[WRITTEN EXERCISE] Print all the records exactly, please.

[DATA SUPPLIED]
-*-*-

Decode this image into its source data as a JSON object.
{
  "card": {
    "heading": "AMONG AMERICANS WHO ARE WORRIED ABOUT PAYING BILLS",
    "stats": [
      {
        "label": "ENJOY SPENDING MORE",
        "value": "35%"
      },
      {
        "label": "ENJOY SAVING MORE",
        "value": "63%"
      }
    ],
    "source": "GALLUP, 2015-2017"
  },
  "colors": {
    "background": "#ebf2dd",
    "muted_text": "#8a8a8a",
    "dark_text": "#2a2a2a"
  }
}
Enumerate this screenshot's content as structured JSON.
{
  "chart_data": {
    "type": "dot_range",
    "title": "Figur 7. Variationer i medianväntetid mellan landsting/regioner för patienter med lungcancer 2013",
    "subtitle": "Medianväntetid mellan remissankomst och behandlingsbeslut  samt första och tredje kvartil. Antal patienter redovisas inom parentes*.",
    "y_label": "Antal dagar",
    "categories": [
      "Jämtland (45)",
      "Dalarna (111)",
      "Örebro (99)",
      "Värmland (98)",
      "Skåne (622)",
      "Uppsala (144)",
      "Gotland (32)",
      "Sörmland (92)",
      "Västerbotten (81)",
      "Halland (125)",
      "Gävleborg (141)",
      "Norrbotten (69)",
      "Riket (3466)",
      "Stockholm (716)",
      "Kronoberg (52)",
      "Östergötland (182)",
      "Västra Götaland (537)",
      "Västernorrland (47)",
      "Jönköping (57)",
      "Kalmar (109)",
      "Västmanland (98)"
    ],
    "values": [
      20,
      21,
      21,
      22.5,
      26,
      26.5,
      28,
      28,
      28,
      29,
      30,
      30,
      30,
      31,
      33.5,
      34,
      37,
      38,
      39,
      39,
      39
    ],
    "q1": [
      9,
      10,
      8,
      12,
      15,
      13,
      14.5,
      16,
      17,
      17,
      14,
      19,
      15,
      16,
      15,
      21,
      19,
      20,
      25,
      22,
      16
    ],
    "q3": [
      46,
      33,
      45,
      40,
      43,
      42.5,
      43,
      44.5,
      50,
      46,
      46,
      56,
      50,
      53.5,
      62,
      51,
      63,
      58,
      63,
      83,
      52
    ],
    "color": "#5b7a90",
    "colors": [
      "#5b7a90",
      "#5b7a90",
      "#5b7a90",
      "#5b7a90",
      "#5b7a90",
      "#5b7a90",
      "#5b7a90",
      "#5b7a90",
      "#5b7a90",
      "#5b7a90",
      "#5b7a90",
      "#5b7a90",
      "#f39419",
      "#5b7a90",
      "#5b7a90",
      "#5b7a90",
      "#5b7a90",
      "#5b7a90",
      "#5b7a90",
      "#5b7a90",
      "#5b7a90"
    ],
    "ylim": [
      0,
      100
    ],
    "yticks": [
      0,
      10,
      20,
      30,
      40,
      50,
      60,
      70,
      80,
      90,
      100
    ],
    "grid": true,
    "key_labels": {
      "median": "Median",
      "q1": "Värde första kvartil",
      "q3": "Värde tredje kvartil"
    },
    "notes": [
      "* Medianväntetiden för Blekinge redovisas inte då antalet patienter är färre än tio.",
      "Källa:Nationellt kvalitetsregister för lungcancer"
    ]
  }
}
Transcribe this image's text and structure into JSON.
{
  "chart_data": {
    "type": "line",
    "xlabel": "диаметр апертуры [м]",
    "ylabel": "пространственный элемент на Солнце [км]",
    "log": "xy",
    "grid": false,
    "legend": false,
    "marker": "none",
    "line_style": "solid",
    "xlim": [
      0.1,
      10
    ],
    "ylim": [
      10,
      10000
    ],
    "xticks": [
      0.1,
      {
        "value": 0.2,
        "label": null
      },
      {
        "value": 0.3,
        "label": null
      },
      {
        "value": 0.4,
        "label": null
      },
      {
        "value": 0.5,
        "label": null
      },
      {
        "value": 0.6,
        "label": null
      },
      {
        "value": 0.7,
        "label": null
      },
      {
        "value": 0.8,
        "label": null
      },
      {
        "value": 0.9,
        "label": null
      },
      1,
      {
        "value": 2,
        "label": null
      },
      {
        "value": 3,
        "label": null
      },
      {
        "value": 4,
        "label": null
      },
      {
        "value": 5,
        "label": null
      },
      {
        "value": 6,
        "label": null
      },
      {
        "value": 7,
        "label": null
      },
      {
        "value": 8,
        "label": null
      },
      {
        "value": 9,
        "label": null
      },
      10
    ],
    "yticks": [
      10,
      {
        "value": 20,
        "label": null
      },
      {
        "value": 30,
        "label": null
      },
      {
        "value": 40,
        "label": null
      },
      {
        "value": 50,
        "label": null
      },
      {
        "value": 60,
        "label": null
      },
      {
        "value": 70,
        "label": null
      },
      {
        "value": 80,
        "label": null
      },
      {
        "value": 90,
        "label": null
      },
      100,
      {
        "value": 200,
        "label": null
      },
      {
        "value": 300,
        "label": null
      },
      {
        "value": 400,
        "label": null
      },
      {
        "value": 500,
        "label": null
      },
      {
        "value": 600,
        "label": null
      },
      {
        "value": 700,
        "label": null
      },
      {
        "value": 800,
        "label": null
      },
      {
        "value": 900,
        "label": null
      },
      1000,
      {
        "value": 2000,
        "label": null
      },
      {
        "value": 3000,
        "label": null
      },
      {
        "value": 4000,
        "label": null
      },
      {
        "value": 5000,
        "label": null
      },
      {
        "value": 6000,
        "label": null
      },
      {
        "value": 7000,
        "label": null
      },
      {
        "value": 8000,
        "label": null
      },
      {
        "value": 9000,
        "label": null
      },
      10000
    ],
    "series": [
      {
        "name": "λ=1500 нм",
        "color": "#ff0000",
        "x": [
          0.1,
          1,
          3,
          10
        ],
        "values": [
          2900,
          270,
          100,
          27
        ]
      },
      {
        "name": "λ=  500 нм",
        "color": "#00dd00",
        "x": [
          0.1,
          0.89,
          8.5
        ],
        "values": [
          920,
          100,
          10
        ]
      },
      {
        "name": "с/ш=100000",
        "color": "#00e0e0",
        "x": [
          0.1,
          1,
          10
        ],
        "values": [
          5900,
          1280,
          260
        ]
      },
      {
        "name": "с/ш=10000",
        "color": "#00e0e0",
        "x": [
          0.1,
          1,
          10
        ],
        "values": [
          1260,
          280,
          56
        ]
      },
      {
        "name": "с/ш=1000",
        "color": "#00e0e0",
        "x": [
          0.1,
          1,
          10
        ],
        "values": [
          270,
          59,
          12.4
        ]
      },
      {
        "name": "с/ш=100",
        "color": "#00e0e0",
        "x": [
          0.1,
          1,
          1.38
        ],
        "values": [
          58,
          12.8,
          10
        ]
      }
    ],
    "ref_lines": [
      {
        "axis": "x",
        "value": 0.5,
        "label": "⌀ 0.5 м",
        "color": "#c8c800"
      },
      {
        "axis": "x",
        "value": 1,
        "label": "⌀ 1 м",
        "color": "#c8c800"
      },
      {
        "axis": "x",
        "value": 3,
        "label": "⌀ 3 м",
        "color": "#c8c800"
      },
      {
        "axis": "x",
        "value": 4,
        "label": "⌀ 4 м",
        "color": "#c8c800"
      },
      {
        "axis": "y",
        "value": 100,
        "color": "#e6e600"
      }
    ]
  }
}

-*-*-

[RESULT OF THE EXERCISE]
Decode this image into its source data as a JSON object.
{
  "card": {
    "heading": "AMONG AMERICANS WHO ARE WORRIED ABOUT PAYING BILLS",
    "stats": [
      {
        "label": "ENJOY SPENDING MORE",
        "value": "35%"
      },
      {
        "label": "ENJOY SAVING MORE",
        "value": "63%"
      }
    ],
    "source": "GALLUP, 2015-2017"
  },
  "colors": {
    "background": "#ebf2dd",
    "muted_text": "#8a8a8a",
    "dark_text": "#2a2a2a"
  }
}
Enumerate this screenshot's content as structured JSON.
{
  "chart_data": {
    "type": "dot_range",
    "title": "Figur 7. Variationer i medianväntetid mellan landsting/regioner för patienter med lungcancer 2013",
    "subtitle": "Medianväntetid mellan remissankomst och behandlingsbeslut  samt första och tredje kvartil. Antal patienter redovisas inom parentes*.",
    "y_label": "Antal dagar",
    "categories": [
      "Jämtland (45)",
      "Dalarna (111)",
      "Örebro (99)",
      "Värmland (98)",
      "Skåne (622)",
      "Uppsala (144)",
      "Gotland (32)",
      "Sörmland (92)",
      "Västerbotten (81)",
      "Halland (125)",
      "Gävleborg (141)",
      "Norrbotten (69)",
      "Riket (3466)",
      "Stockholm (716)",
      "Kronoberg (52)",
      "Östergötland (182)",
      "Västra Götaland (537)",
      "Västernorrland (47)",
      "Jönköping (57)",
      "Kalmar (109)",
      "Västmanland (98)"
    ],
    "values": [
      20,
      21,
      21,
      22.5,
      26,
      26.5,
      28,
      28,
      28,
      29,
      30,
      30,
      30,
      31,
      33.5,
      34,
      37,
      38,
      39,
      39,
      39
    ],
    "q1": [
      9,
      10,
      8,
      12,
      15,
      13,
      14.5,
      16,
      17,
      17,
      14,
      19,
      15,
      16,
      15,
      21,
      19,
      20,
      25,
      22,
      16
    ],
    "q3": [
      46,
      33,
      45,
      40,
      43,
      42.5,
      43,
      44.5,
      50,
      46,
      46,
      56,
      50,
      53.5,
      62,
      51,
      63,
      58,
      63,
      83,
      52
    ],
    "color": "#5b7a90",
    "colors": [
      "#5b7a90",
      "#5b7a90",
      "#5b7a90",
      "#5b7a90",
      "#5b7a90",
      "#5b7a90",
      "#5b7a90",
      "#5b7a90",
      "#5b7a90",
      "#5b7a90",
      "#5b7a90",
      "#5b7a90",
      "#f39419",
      "#5b7a90",
      "#5b7a90",
      "#5b7a90",
      "#5b7a90",
      "#5b7a90",
      "#5b7a90",
      "#5b7a90",
      "#5b7a90"
    ],
    "ylim": [
      0,
      100
    ],
    "yticks": [
      0,
      10,
      20,
      30,
      40,
      50,
      60,
      70,
      80,
      90,
      100
    ],
    "grid": true,
    "key_labels": {
      "median": "Median",
      "q1": "Värde första kvartil",
      "q3": "Värde tredje kvartil"
    },
    "notes": [
      "* Medianväntetiden för Blekinge redovisas inte då antalet patienter är färre än tio.",
      "Källa:Nationellt kvalitetsregister för lungcancer"
    ]
  }
}
Transcribe this image's text and structure into JSON.
{
  "chart_data": {
    "type": "line",
    "xlabel": "диаметр апертуры [м]",
    "ylabel": "пространственный элемент на Солнце [км]",
    "log": "xy",
    "grid": false,
    "legend": false,
    "marker": "none",
    "line_style": "solid",
    "xlim": [
      0.1,
      10
    ],
    "ylim": [
      10,
      10000
    ],
    "xticks": [
      0.1,
      {
        "value": 0.2,
        "label": null
      },
      {
        "value": 0.3,
        "label": null
      },
      {
        "value": 0.4,
        "label": null
      },
      {
        "value": 0.5,
        "label": null
      },
      {
        "value": 0.6,
        "label": null
      },
      {
        "value": 0.7,
        "label": null
      },
      {
        "value": 0.8,
        "label": null
      },
      {
        "value": 0.9,
        "label": null
      },
      1,
      {
        "value": 2,
        "label": null
      },
      {
        "value": 3,
        "label": null
      },
      {
        "value": 4,
        "label": null
      },
      {
        "value": 5,
        "label": null
      },
      {
        "value": 6,
        "label": null
      },
      {
        "value": 7,
        "label": null
      },
      {
        "value": 8,
        "label": null
      },
      {
        "value": 9,
        "label": null
      },
      10
    ],
    "yticks": [
      10,
      {
        "value": 20,
        "label": null
      },
      {
        "value": 30,
        "label": null
      },
      {
        "value": 40,
        "label": null
      },
      {
        "value": 50,
        "label": null
      },
      {
        "value": 60,
        "label": null
      },
      {
        "value": 70,
        "label": null
      },
      {
        "value": 80,
        "label": null
      },
      {
        "value": 90,
        "label": null
      },
      100,
      {
        "value": 200,
        "label": null
      },
      {
        "value": 300,
        "label": null
      },
      {
        "value": 400,
        "label": null
      },
      {
        "value": 500,
        "label": null
      },
      {
        "value": 600,
        "label": null
      },
      {
        "value": 700,
        "label": null
      },
      {
        "value": 800,
        "label": null
      },
      {
        "value": 900,
        "label": null
      },
      1000,
      {
        "value": 2000,
        "label": null
      },
      {
        "value": 3000,
        "label": null
      },
      {
        "value": 4000,
        "label": null
      },
      {
        "value": 5000,
        "label": null
      },
      {
        "value": 6000,
        "label": null
      },
      {
        "value": 7000,
        "label": null
      },
      {
        "value": 8000,
        "label": null
      },
      {
        "value": 9000,
        "label": null
      },
      10000
    ],
    "series": [
      {
        "name": "λ=1500 нм",
        "color": "#ff0000",
        "x": [
          0.1,
          1,
          3,
          10
        ],
        "values": [
          2900,
          270,
          100,
          27
        ]
      },
      {
        "name": "λ=  500 нм",
        "color": "#00dd00",
        "x": [
          0.1,
          0.89,
          8.5
        ],
        "values": [
          920,
          100,
          10
        ]
      },
      {
        "name": "с/ш=100000",
        "color": "#00e0e0",
        "x": [
          0.1,
          1,
          10
        ],
        "values": [
          5900,
          1280,
          260
        ]
      },
      {
        "name": "с/ш=10000",
        "color": "#00e0e0",
        "x": [
          0.1,
          1,
          10
        ],
        "values": [
          1260,
          280,
          56
        ]
      },
      {
        "name": "с/ш=1000",
        "color": "#00e0e0",
        "x": [
          0.1,
          1,
          10
        ],
        "values": [
          270,
          59,
          12.4
        ]
      },
      {
        "name": "с/ш=100",
        "color": "#00e0e0",
        "x": [
          0.1,
          1,
          1.38
        ],
        "values": [
          58,
          12.8,
          10
        ]
      }
    ],
    "ref_lines": [
      {
        "axis": "x",
        "value": 0.5,
        "label": "⌀ 0.5 м",
        "color": "#c8c800"
      },
      {
        "axis": "x",
        "value": 1,
        "label": "⌀ 1 м",
        "color": "#c8c800"
      },
      {
        "axis": "x",
        "value": 3,
        "label": "⌀ 3 м",
        "color": "#c8c800"
      },
      {
        "axis": "x",
        "value": 4,
        "label": "⌀ 4 м",
        "color": "#c8c800"
      },
      {
        "axis": "y",
        "value": 100,
        "color": "#e6e600"
      }
    ]
  }
}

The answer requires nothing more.